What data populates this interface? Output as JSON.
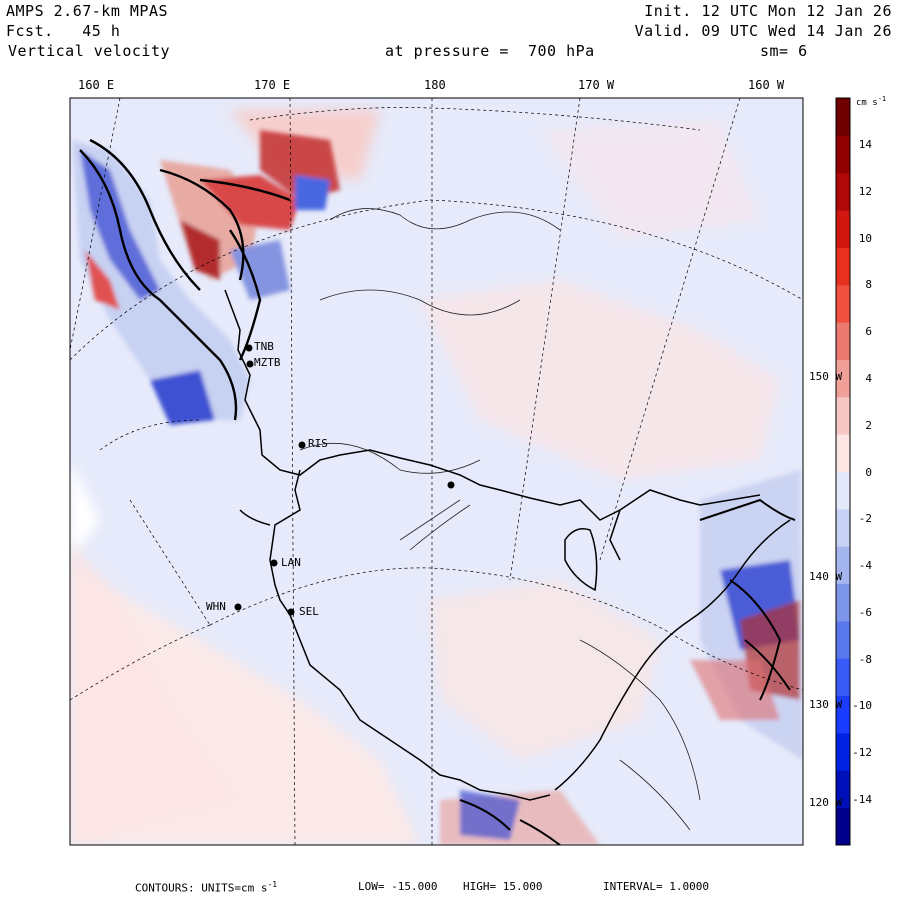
{
  "header": {
    "model": "AMPS 2.67-km MPAS",
    "forecast": "Fcst.   45 h",
    "field": "Vertical velocity",
    "init": "Init. 12 UTC Mon 12 Jan 26",
    "valid": "Valid. 09 UTC Wed 14 Jan 26",
    "level": "at pressure =  700 hPa",
    "smooth": "sm= 6"
  },
  "longitude_labels": [
    "160 E",
    "170 E",
    "180",
    "170 W",
    "160 W"
  ],
  "latitude_labels": [
    "150 W",
    "140 W",
    "130 W",
    "120 W"
  ],
  "stations": [
    {
      "code": "TNB"
    },
    {
      "code": "MZTB"
    },
    {
      "code": "RIS"
    },
    {
      "code": "LAN"
    },
    {
      "code": "WHN"
    },
    {
      "code": "SEL"
    }
  ],
  "colorbar": {
    "units_text": "cm s",
    "units_exp": "-1",
    "ticks": [
      "14",
      "12",
      "10",
      "8",
      "6",
      "4",
      "2",
      "0",
      "-2",
      "-4",
      "-6",
      "-8",
      "-10",
      "-12",
      "-14"
    ],
    "colors": [
      "#00008b",
      "#0010b8",
      "#0022e0",
      "#1a3cff",
      "#3a5af8",
      "#5a78ee",
      "#7e96ea",
      "#a5b6ee",
      "#c8d2f4",
      "#e4e8fb",
      "#fbe6e4",
      "#f6c8c4",
      "#f0a098",
      "#ec7a70",
      "#f05040",
      "#e83020",
      "#d01810",
      "#b00808",
      "#900000",
      "#700000"
    ]
  },
  "footer": {
    "contours": "CONTOURS:  UNITS=cm s",
    "units_exp": "-1",
    "low": "LOW= -15.000",
    "high": "HIGH=  15.000",
    "interval": "INTERVAL=   1.0000"
  }
}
= = =
▶ **YOUR TASK**
Copy each line from the data above that includes "code".

▶ **FINAL RESULT**
      "code": "TNB"
      "code": "MZTB"
      "code": "RIS"
      "code": "LAN"
      "code": "WHN"
      "code": "SEL"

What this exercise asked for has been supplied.